EXERCISE GOAL =
Omit the pictures and return every entry exactly as written.

— Start of DATA RECORDS —

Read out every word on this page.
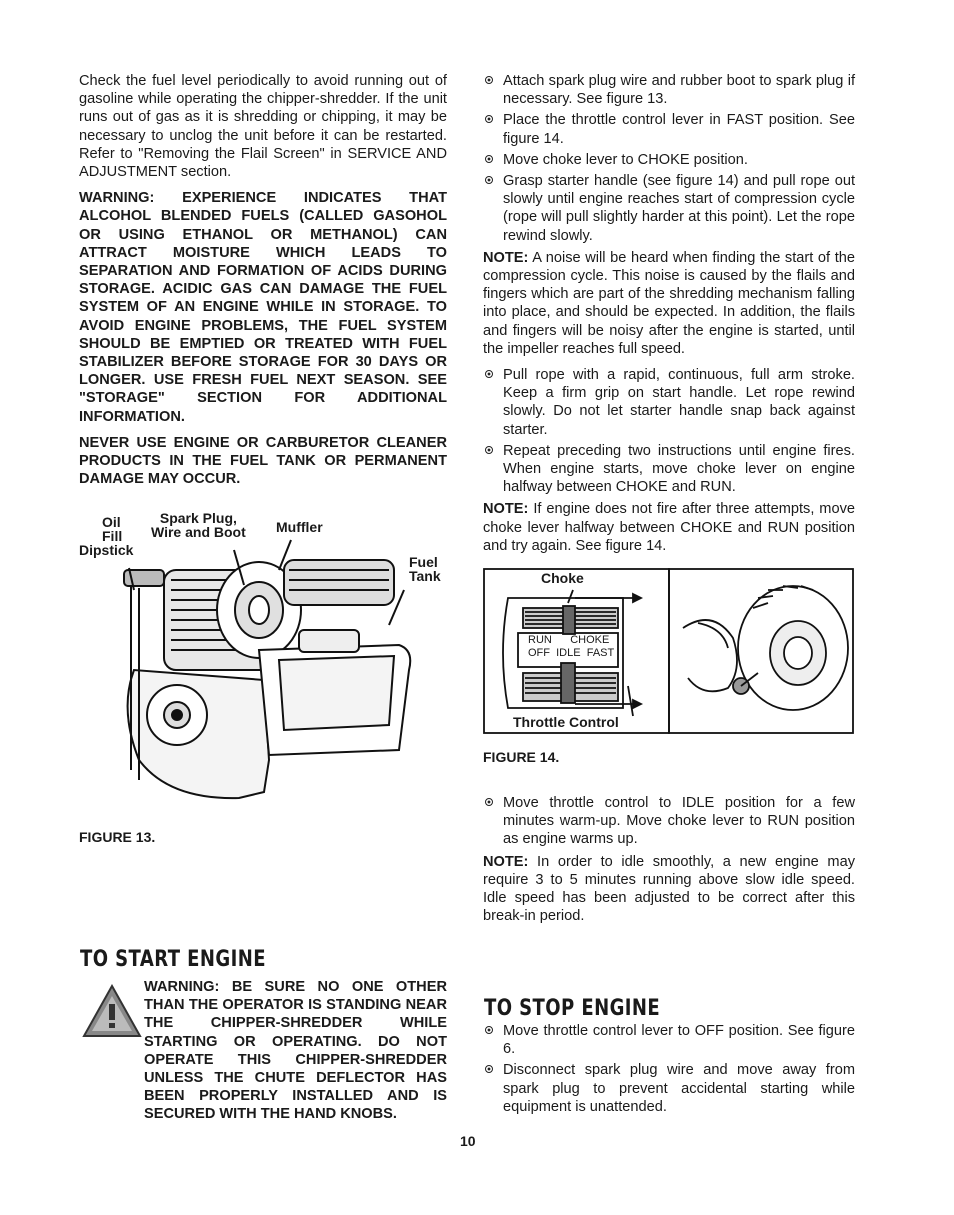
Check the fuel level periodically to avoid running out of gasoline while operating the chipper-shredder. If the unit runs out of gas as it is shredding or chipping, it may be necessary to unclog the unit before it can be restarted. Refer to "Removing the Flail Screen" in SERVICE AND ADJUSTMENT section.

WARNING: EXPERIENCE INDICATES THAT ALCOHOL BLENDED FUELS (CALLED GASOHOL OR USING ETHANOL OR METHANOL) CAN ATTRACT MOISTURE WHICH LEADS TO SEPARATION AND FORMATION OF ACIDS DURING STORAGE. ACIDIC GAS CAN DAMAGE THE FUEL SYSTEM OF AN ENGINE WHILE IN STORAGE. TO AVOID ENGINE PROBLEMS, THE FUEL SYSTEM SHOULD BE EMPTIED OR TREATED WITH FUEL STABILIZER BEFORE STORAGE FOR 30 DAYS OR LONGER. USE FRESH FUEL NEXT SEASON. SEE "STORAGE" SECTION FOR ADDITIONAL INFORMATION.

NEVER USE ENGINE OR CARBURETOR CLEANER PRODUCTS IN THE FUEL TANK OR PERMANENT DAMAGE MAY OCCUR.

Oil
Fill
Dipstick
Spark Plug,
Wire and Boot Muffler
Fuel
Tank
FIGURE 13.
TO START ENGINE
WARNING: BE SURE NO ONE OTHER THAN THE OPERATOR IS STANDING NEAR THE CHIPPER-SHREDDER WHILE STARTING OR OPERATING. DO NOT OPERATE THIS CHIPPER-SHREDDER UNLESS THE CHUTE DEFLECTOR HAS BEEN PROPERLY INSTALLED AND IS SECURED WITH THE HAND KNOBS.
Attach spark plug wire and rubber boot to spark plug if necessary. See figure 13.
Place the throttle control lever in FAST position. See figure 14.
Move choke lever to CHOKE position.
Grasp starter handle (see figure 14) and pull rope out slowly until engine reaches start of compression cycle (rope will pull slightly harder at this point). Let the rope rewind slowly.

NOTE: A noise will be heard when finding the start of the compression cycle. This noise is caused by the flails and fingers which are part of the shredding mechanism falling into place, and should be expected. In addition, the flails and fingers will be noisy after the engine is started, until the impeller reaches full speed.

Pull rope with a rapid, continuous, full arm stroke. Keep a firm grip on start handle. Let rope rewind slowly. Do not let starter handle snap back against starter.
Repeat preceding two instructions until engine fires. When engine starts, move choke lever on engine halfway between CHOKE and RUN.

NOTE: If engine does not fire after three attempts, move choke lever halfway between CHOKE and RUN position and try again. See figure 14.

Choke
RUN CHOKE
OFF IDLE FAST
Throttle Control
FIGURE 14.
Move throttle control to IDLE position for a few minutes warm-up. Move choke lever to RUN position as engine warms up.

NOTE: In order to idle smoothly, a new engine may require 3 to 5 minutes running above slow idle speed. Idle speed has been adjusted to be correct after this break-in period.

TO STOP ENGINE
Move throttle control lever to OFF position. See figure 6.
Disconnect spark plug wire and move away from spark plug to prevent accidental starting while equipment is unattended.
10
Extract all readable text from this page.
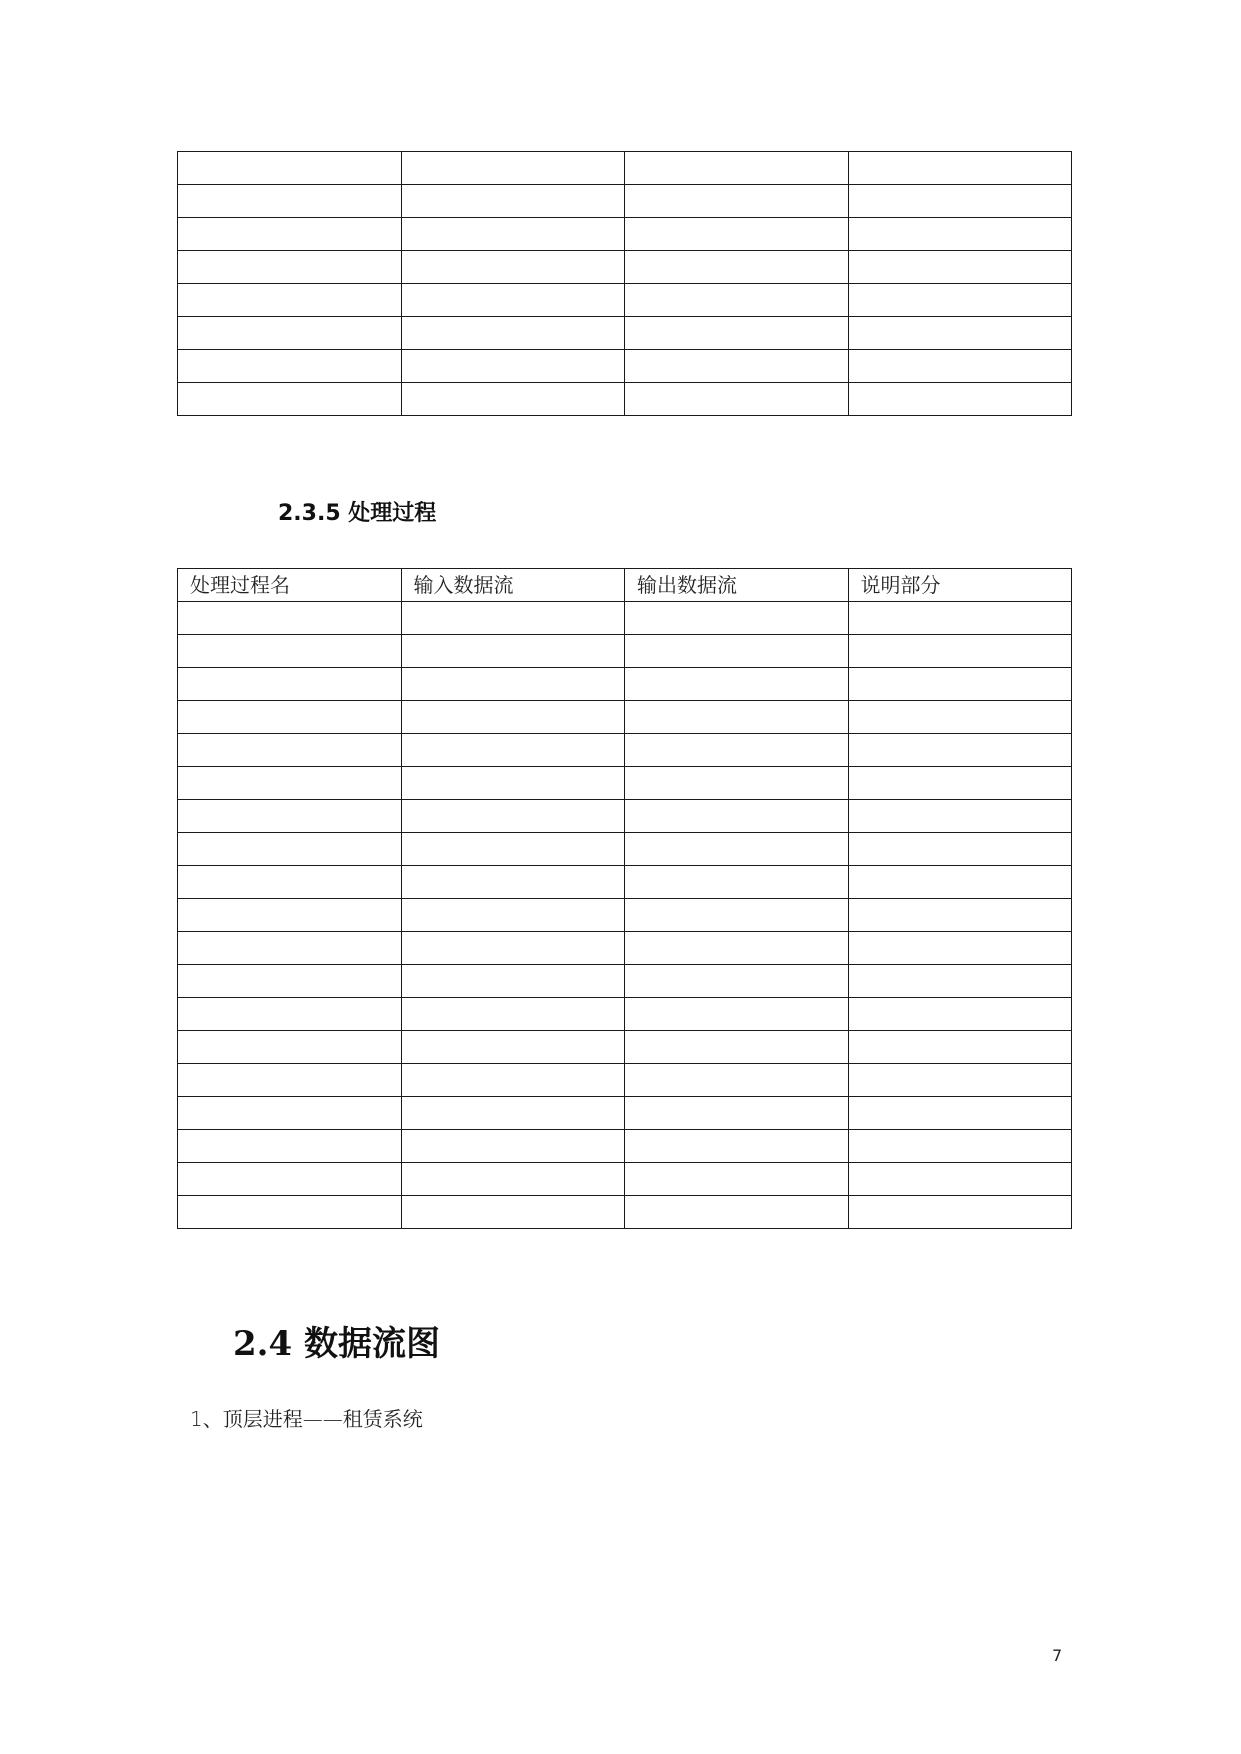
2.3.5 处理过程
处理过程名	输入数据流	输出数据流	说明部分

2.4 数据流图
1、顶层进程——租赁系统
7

— End of DATA RECORDS —

WRITTEN ANSWER =
Read out every word on this page.
Check the fuel level periodically to avoid running out of gasoline while operating the chipper-shredder. If the unit runs out of gas as it is shredding or chipping, it may be necessary to unclog the unit before it can be restarted. Refer to "Removing the Flail Screen" in SERVICE AND ADJUSTMENT section.

WARNING: EXPERIENCE INDICATES THAT ALCOHOL BLENDED FUELS (CALLED GASOHOL OR USING ETHANOL OR METHANOL) CAN ATTRACT MOISTURE WHICH LEADS TO SEPARATION AND FORMATION OF ACIDS DURING STORAGE. ACIDIC GAS CAN DAMAGE THE FUEL SYSTEM OF AN ENGINE WHILE IN STORAGE. TO AVOID ENGINE PROBLEMS, THE FUEL SYSTEM SHOULD BE EMPTIED OR TREATED WITH FUEL STABILIZER BEFORE STORAGE FOR 30 DAYS OR LONGER. USE FRESH FUEL NEXT SEASON. SEE "STORAGE" SECTION FOR ADDITIONAL INFORMATION.

NEVER USE ENGINE OR CARBURETOR CLEANER PRODUCTS IN THE FUEL TANK OR PERMANENT DAMAGE MAY OCCUR.

Oil
Fill
Dipstick
Spark Plug,
Wire and Boot Muffler
Fuel
Tank
FIGURE 13.
TO START ENGINE
WARNING: BE SURE NO ONE OTHER THAN THE OPERATOR IS STANDING NEAR THE CHIPPER-SHREDDER WHILE STARTING OR OPERATING. DO NOT OPERATE THIS CHIPPER-SHREDDER UNLESS THE CHUTE DEFLECTOR HAS BEEN PROPERLY INSTALLED AND IS SECURED WITH THE HAND KNOBS.
Attach spark plug wire and rubber boot to spark plug if necessary. See figure 13.
Place the throttle control lever in FAST position. See figure 14.
Move choke lever to CHOKE position.
Grasp starter handle (see figure 14) and pull rope out slowly until engine reaches start of compression cycle (rope will pull slightly harder at this point). Let the rope rewind slowly.

NOTE: A noise will be heard when finding the start of the compression cycle. This noise is caused by the flails and fingers which are part of the shredding mechanism falling into place, and should be expected. In addition, the flails and fingers will be noisy after the engine is started, until the impeller reaches full speed.

Pull rope with a rapid, continuous, full arm stroke. Keep a firm grip on start handle. Let rope rewind slowly. Do not let starter handle snap back against starter.
Repeat preceding two instructions until engine fires. When engine starts, move choke lever on engine halfway between CHOKE and RUN.

NOTE: If engine does not fire after three attempts, move choke lever halfway between CHOKE and RUN position and try again. See figure 14.

Choke
RUN CHOKE
OFF IDLE FAST
Throttle Control
FIGURE 14.
Move throttle control to IDLE position for a few minutes warm-up. Move choke lever to RUN position as engine warms up.

NOTE: In order to idle smoothly, a new engine may require 3 to 5 minutes running above slow idle speed. Idle speed has been adjusted to be correct after this break-in period.

TO STOP ENGINE
Move throttle control lever to OFF position. See figure 6.
Disconnect spark plug wire and move away from spark plug to prevent accidental starting while equipment is unattended.
10
Extract all readable text from this page.
2.3.5 处理过程
处理过程名	输入数据流	输出数据流	说明部分

2.4 数据流图
1、顶层进程——租赁系统
7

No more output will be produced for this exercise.